**PASSAGE PROVIDED:**
** Begin **

The philosophical development of Hinduism relies on this last past of the Vedas, and so is called Vedanta, or the end of the Vedas.  These teach non-dualism, that all is one, and different schools look to explain how all is one in the face of appearance difference.

Indeed, as I shift to the second part of how to understand Hinduism it centers on this idea that "all is one." Beginning with the assumption that the self is eternal and that the self (consciousness) is the highest reality, the rest of Hindu teachings follow.  If the self is eternal, then death is not the end of existence and some form of reincarnation must be posited (samsara).  The cycle of reincarnation is guided toward the end of enlightenment and therefore a kind of justice governs the system (karma), which is influenced by doing one's duty (dharma).  Since all is one and all is eternal, any appearance of change is simply that, appearance and not reality.  Therefore, this world of change is not real and the highest end of existence is coming to understand this.  Such awareness or enlightenment means release from the power of the world of change and the end of the reincarnation cycle (moksha).  The failure to understand this is due to ignorance (avidya).

In each case, the history of the development of Hinduism or Hinduism as a worldview, the basic belief that all is one and this is consciousness is key to understanding.  The text considers materialistic and theistic forms of Hinduism, yet in each case there is the background belief that all is one at the basic level. As we compare Hinduism with other religions developed in India I'd like us to compare them at this level: do they teach different basic beliefs or are they variations of this same basic belief?  If the latter, in what ways are they variations and how do they develop differently.  Then as we begin to consider and compare other religions I'd like us to also ask how they are the same or different with respect to their basic beliefs.

Tuesday, May 22, 2012

African Religions

Continuing my posts for World Religion class, chapter 3 of the Hopfe/Woodward texts discusses African Religions.  After noting their diversity (given that they cover a large continent) and obvious mistakes made in evaluating these religions (either as savage or as idealized), the book looks at some specific examples.  There are two points I'd like to focus on.

** End **

**ENTRIES:**
** Begin **

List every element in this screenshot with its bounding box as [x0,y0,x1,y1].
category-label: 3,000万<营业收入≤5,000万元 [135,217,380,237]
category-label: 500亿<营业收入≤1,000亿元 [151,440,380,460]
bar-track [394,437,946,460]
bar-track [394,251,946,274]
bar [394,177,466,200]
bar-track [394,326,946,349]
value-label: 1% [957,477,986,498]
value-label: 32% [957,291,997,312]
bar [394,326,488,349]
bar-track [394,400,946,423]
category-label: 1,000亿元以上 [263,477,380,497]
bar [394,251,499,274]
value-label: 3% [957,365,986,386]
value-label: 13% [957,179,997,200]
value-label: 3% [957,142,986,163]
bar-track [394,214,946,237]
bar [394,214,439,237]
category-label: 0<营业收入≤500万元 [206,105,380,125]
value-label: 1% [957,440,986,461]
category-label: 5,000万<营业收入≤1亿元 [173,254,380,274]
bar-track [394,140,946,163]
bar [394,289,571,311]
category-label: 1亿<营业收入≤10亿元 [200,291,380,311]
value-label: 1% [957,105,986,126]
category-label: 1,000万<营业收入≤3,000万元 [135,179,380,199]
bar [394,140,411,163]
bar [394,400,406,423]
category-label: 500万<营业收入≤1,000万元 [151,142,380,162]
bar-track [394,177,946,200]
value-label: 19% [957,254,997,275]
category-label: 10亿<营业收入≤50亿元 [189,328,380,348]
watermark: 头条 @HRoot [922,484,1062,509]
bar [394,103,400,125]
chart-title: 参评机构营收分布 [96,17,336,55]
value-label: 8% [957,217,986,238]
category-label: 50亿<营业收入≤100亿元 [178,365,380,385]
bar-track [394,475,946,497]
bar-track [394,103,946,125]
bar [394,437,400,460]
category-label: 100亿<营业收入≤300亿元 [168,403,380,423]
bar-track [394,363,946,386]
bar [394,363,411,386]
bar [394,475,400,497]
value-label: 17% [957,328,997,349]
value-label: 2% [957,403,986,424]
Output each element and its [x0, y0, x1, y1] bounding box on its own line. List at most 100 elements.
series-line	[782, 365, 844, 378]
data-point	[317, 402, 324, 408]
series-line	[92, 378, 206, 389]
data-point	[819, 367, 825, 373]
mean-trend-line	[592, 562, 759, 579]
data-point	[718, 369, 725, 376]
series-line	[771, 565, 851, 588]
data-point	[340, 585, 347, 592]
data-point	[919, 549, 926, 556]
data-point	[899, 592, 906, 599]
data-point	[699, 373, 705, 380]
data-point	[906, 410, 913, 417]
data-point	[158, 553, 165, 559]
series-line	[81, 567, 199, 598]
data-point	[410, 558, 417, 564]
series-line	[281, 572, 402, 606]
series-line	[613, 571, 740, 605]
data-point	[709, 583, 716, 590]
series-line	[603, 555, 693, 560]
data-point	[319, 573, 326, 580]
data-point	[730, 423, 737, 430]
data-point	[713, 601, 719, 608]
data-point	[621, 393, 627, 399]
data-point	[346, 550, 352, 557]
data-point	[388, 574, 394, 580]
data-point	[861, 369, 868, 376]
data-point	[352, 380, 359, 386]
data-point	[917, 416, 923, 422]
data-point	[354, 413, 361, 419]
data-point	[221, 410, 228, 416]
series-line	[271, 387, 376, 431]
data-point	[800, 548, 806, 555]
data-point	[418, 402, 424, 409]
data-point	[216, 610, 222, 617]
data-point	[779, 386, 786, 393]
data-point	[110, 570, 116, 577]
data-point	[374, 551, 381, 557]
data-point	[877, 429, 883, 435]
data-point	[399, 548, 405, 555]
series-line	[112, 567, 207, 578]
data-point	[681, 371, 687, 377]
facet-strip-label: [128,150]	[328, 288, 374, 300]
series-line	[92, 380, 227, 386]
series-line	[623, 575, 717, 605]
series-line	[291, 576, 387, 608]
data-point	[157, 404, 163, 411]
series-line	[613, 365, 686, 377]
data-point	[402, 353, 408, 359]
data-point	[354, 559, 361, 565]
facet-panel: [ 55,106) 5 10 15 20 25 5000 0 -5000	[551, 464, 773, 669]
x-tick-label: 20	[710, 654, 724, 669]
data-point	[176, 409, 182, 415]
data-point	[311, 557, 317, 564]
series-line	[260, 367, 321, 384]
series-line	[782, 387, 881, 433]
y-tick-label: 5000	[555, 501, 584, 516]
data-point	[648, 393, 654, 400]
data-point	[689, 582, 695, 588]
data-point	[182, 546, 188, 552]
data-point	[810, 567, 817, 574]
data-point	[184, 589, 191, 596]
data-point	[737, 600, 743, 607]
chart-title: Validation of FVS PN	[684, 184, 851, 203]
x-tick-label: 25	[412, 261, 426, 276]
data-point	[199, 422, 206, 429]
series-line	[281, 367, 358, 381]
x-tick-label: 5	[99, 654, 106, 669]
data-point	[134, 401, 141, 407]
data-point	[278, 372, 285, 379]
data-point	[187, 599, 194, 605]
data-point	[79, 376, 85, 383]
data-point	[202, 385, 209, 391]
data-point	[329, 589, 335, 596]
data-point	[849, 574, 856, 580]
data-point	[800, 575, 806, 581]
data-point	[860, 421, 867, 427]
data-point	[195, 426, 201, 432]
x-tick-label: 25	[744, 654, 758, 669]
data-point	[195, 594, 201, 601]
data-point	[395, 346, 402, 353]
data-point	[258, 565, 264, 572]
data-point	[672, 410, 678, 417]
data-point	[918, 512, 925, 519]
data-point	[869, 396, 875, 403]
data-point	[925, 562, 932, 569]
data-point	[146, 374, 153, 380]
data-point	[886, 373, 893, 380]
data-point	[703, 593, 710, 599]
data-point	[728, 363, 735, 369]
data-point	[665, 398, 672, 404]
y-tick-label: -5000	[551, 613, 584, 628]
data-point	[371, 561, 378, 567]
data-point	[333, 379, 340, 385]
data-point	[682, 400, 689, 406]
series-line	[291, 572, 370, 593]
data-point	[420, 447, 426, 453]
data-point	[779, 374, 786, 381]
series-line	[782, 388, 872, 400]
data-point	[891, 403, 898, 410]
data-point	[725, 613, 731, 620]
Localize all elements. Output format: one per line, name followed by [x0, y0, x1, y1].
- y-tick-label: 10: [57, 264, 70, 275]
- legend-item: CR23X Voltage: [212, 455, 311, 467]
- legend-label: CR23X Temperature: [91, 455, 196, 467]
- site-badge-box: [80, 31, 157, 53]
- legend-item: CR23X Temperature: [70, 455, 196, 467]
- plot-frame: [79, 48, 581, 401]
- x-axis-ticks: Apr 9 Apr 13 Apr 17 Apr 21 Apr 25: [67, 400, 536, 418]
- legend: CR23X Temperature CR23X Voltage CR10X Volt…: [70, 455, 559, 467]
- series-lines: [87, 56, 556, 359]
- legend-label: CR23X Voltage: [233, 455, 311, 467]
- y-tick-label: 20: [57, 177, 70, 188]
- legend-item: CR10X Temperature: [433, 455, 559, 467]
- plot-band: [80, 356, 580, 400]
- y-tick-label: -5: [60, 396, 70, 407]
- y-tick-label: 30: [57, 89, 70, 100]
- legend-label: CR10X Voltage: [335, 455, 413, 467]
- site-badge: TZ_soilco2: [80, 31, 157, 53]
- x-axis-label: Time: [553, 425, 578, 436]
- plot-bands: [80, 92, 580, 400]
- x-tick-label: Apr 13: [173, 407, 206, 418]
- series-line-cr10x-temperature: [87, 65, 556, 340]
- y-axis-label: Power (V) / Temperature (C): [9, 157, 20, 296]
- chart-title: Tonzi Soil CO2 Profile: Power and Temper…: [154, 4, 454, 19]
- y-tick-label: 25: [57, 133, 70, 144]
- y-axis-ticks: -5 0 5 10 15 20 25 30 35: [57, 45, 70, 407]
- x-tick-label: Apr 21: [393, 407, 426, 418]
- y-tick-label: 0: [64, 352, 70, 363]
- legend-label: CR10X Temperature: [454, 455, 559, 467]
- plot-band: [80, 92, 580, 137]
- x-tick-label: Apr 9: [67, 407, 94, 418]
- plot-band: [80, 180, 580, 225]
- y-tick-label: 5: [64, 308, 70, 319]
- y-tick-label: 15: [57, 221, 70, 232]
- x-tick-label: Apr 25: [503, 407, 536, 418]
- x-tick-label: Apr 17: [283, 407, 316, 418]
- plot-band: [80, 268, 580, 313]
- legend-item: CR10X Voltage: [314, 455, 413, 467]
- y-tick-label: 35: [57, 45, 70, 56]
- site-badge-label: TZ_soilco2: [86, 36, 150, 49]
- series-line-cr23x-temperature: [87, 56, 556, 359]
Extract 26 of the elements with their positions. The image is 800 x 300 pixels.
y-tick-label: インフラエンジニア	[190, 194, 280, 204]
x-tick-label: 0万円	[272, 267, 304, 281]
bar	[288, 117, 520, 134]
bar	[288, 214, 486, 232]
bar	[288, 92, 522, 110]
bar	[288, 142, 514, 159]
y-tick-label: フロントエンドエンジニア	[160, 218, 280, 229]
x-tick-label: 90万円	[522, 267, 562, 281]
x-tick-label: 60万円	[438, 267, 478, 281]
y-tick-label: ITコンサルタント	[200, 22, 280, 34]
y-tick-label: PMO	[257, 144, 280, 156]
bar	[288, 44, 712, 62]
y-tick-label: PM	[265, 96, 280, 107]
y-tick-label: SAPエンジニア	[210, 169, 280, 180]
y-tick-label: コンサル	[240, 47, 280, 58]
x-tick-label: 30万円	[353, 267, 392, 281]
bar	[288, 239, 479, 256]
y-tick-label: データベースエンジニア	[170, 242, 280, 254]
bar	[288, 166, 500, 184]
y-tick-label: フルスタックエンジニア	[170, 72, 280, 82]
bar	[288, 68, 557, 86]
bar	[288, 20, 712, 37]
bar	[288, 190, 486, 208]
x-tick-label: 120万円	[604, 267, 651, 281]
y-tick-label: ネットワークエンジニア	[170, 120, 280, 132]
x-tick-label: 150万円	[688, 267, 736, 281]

** End **

**DIRECTION 1:**
Transcribe the Hinduism passage from "In each case, the" to "their basic beliefs.".
**DIRECTION 2:**
Condense the paragraph of the Hinduism passage that begins "Indeed, as I shift to the second part" into a bulleted list that keeps its main facts.
The entries play no part in this work.

**RESULT 1:**
In each case, the history of the development of Hinduism or Hinduism as a worldview, the basic belief that all is one and this is consciousness is key to understanding.  The text considers materialistic and theistic forms of Hinduism, yet in each case there is the background belief that all is one at the basic level. As we compare Hinduism with other religions developed in India I'd like us to compare them at this level: do they teach different basic beliefs or are they variations of this same basic belief?  If the latter, in what ways are they variations and how do they develop differently.  Then as we begin to consider and compare other religions I'd like us to also ask how they are the same or different with respect to their basic beliefs.

**RESULT 2:**
- The second part of understanding Hinduism centers on the idea that "all is one."
- The teachings start from the assumption that the self (consciousness) is eternal and is the highest reality. The rest of Hindu teachings follow from this.
- Because the self is eternal, death does not end existence, so some form of reincarnation (samsara) must be posited.
- The cycle of reincarnation is guided toward enlightenment. A kind of justice (karma) governs it, and doing one's duty (dharma) influences that justice.
- Because all is one and eternal, any change is appearance rather than reality. The world of change is therefore not real, and the highest end of existence is coming to understand this.
- Enlightenment brings release from the power of the world of change and ends the reincarnation cycle (moksha).
- Failure to understand this comes from ignorance (avidya).